» **DATASET EXTRACT**:
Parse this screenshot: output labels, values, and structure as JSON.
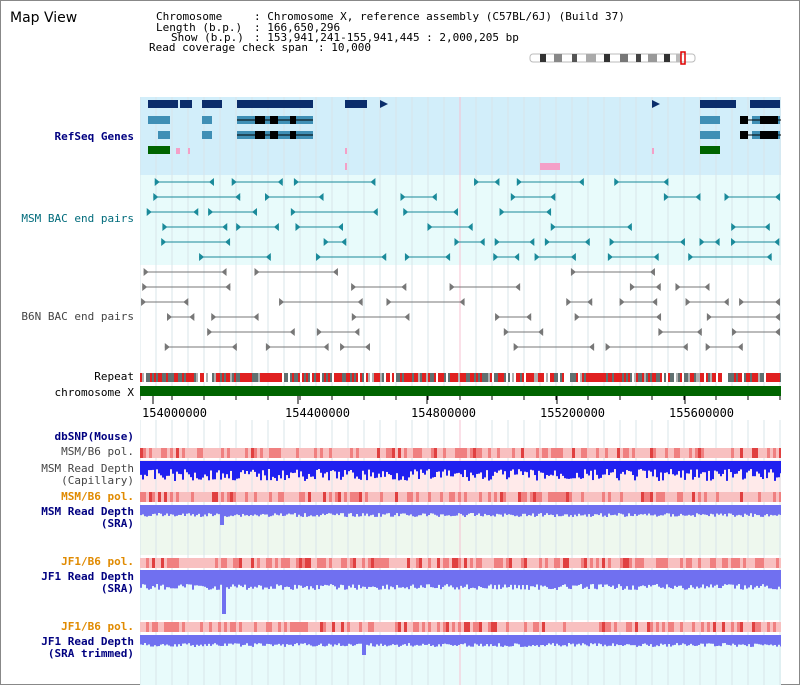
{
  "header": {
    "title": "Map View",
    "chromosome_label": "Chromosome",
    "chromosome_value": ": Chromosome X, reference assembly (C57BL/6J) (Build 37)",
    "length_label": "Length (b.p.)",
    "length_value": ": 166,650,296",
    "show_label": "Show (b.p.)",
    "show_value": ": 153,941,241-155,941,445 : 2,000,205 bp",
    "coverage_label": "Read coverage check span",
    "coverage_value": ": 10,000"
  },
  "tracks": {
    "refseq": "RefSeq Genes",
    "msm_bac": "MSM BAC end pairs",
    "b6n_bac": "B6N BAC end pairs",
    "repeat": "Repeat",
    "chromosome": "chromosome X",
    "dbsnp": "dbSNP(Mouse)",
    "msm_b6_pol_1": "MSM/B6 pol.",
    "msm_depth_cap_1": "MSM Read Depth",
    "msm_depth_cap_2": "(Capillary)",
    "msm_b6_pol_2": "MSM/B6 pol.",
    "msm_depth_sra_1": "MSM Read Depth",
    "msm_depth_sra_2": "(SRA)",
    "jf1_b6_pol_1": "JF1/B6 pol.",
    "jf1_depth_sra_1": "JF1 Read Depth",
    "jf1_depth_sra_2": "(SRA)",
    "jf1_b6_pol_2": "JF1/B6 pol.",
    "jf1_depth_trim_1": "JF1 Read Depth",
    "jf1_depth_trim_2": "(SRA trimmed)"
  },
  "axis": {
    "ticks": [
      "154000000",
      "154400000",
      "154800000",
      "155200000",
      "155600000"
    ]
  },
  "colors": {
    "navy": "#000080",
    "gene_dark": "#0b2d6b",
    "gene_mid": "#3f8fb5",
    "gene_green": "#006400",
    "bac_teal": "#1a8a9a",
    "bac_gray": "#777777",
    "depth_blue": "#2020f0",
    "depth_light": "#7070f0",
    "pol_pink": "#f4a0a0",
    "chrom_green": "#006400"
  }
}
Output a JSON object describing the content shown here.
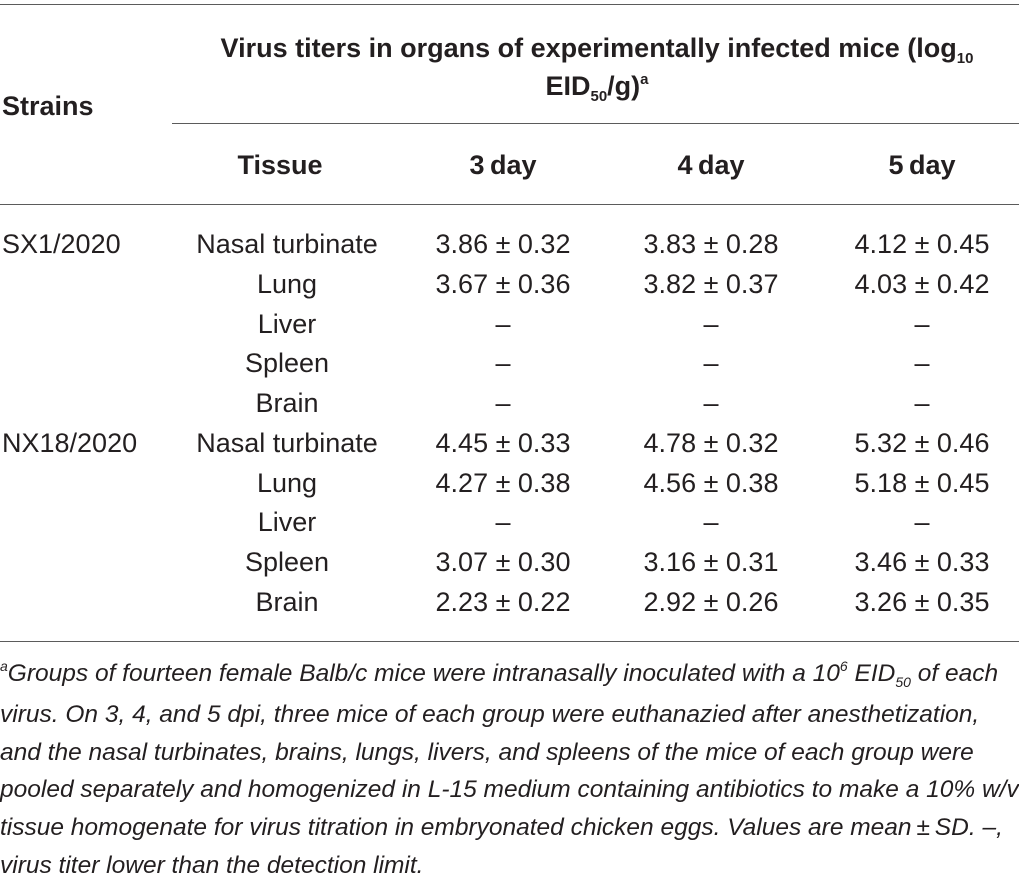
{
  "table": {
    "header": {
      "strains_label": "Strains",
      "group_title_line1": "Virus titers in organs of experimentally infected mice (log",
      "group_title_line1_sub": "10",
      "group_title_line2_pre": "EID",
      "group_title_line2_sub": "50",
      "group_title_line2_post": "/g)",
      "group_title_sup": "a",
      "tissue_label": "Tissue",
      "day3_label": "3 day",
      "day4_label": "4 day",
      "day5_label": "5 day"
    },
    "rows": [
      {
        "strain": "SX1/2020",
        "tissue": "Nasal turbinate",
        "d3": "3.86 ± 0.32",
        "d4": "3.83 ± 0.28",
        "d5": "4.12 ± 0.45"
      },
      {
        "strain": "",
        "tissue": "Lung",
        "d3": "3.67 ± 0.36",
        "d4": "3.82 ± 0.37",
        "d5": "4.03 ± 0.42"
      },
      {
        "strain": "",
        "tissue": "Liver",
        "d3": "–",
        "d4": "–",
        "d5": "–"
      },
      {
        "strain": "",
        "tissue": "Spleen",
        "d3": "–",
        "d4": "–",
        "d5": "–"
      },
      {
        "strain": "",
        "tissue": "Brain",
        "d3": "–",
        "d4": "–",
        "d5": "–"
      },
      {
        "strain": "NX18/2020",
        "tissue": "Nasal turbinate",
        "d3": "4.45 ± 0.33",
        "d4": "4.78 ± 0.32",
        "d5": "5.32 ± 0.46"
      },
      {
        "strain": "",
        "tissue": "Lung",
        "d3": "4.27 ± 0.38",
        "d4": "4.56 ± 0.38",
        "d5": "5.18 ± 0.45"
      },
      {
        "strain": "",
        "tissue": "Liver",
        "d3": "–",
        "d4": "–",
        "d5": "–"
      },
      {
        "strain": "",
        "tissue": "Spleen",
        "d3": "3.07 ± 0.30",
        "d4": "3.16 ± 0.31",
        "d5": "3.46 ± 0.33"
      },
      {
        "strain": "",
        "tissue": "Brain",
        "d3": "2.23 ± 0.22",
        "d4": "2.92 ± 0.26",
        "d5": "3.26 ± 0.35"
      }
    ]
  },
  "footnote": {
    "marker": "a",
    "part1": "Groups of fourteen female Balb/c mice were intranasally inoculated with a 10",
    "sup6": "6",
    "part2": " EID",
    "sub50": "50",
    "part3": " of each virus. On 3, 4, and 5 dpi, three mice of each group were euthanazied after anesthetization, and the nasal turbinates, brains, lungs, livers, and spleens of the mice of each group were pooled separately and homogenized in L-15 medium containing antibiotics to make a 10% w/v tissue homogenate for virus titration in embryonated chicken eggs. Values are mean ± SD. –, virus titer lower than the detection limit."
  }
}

» **EXERCISE INSTRUCTIONS**:
Where an entry includes an image, skip the image and return everything else exactly.

» **COMPLETED EXERCISE**:
Parse this screenshot: output labels, values, and structure as JSON.
{
  "header": {
    "title": "Map View",
    "chromosome_label": "Chromosome",
    "chromosome_value": ": Chromosome X, reference assembly (C57BL/6J) (Build 37)",
    "length_label": "Length (b.p.)",
    "length_value": ": 166,650,296",
    "show_label": "Show (b.p.)",
    "show_value": ": 153,941,241-155,941,445 : 2,000,205 bp",
    "coverage_label": "Read coverage check span",
    "coverage_value": ": 10,000"
  },
  "tracks": {
    "refseq": "RefSeq Genes",
    "msm_bac": "MSM BAC end pairs",
    "b6n_bac": "B6N BAC end pairs",
    "repeat": "Repeat",
    "chromosome": "chromosome X",
    "dbsnp": "dbSNP(Mouse)",
    "msm_b6_pol_1": "MSM/B6 pol.",
    "msm_depth_cap_1": "MSM Read Depth",
    "msm_depth_cap_2": "(Capillary)",
    "msm_b6_pol_2": "MSM/B6 pol.",
    "msm_depth_sra_1": "MSM Read Depth",
    "msm_depth_sra_2": "(SRA)",
    "jf1_b6_pol_1": "JF1/B6 pol.",
    "jf1_depth_sra_1": "JF1 Read Depth",
    "jf1_depth_sra_2": "(SRA)",
    "jf1_b6_pol_2": "JF1/B6 pol.",
    "jf1_depth_trim_1": "JF1 Read Depth",
    "jf1_depth_trim_2": "(SRA trimmed)"
  },
  "axis": {
    "ticks": [
      "154000000",
      "154400000",
      "154800000",
      "155200000",
      "155600000"
    ]
  },
  "colors": {
    "navy": "#000080",
    "gene_dark": "#0b2d6b",
    "gene_mid": "#3f8fb5",
    "gene_green": "#006400",
    "bac_teal": "#1a8a9a",
    "bac_gray": "#777777",
    "depth_blue": "#2020f0",
    "depth_light": "#7070f0",
    "pol_pink": "#f4a0a0",
    "chrom_green": "#006400"
  }
}
Output a JSON object describing the content shown here.
{
  "table": {
    "header": {
      "strains_label": "Strains",
      "group_title_line1": "Virus titers in organs of experimentally infected mice (log",
      "group_title_line1_sub": "10",
      "group_title_line2_pre": "EID",
      "group_title_line2_sub": "50",
      "group_title_line2_post": "/g)",
      "group_title_sup": "a",
      "tissue_label": "Tissue",
      "day3_label": "3 day",
      "day4_label": "4 day",
      "day5_label": "5 day"
    },
    "rows": [
      {
        "strain": "SX1/2020",
        "tissue": "Nasal turbinate",
        "d3": "3.86 ± 0.32",
        "d4": "3.83 ± 0.28",
        "d5": "4.12 ± 0.45"
      },
      {
        "strain": "",
        "tissue": "Lung",
        "d3": "3.67 ± 0.36",
        "d4": "3.82 ± 0.37",
        "d5": "4.03 ± 0.42"
      },
      {
        "strain": "",
        "tissue": "Liver",
        "d3": "–",
        "d4": "–",
        "d5": "–"
      },
      {
        "strain": "",
        "tissue": "Spleen",
        "d3": "–",
        "d4": "–",
        "d5": "–"
      },
      {
        "strain": "",
        "tissue": "Brain",
        "d3": "–",
        "d4": "–",
        "d5": "–"
      },
      {
        "strain": "NX18/2020",
        "tissue": "Nasal turbinate",
        "d3": "4.45 ± 0.33",
        "d4": "4.78 ± 0.32",
        "d5": "5.32 ± 0.46"
      },
      {
        "strain": "",
        "tissue": "Lung",
        "d3": "4.27 ± 0.38",
        "d4": "4.56 ± 0.38",
        "d5": "5.18 ± 0.45"
      },
      {
        "strain": "",
        "tissue": "Liver",
        "d3": "–",
        "d4": "–",
        "d5": "–"
      },
      {
        "strain": "",
        "tissue": "Spleen",
        "d3": "3.07 ± 0.30",
        "d4": "3.16 ± 0.31",
        "d5": "3.46 ± 0.33"
      },
      {
        "strain": "",
        "tissue": "Brain",
        "d3": "2.23 ± 0.22",
        "d4": "2.92 ± 0.26",
        "d5": "3.26 ± 0.35"
      }
    ]
  },
  "footnote": {
    "marker": "a",
    "part1": "Groups of fourteen female Balb/c mice were intranasally inoculated with a 10",
    "sup6": "6",
    "part2": " EID",
    "sub50": "50",
    "part3": " of each virus. On 3, 4, and 5 dpi, three mice of each group were euthanazied after anesthetization, and the nasal turbinates, brains, lungs, livers, and spleens of the mice of each group were pooled separately and homogenized in L-15 medium containing antibiotics to make a 10% w/v tissue homogenate for virus titration in embryonated chicken eggs. Values are mean ± SD. –, virus titer lower than the detection limit."
  }
}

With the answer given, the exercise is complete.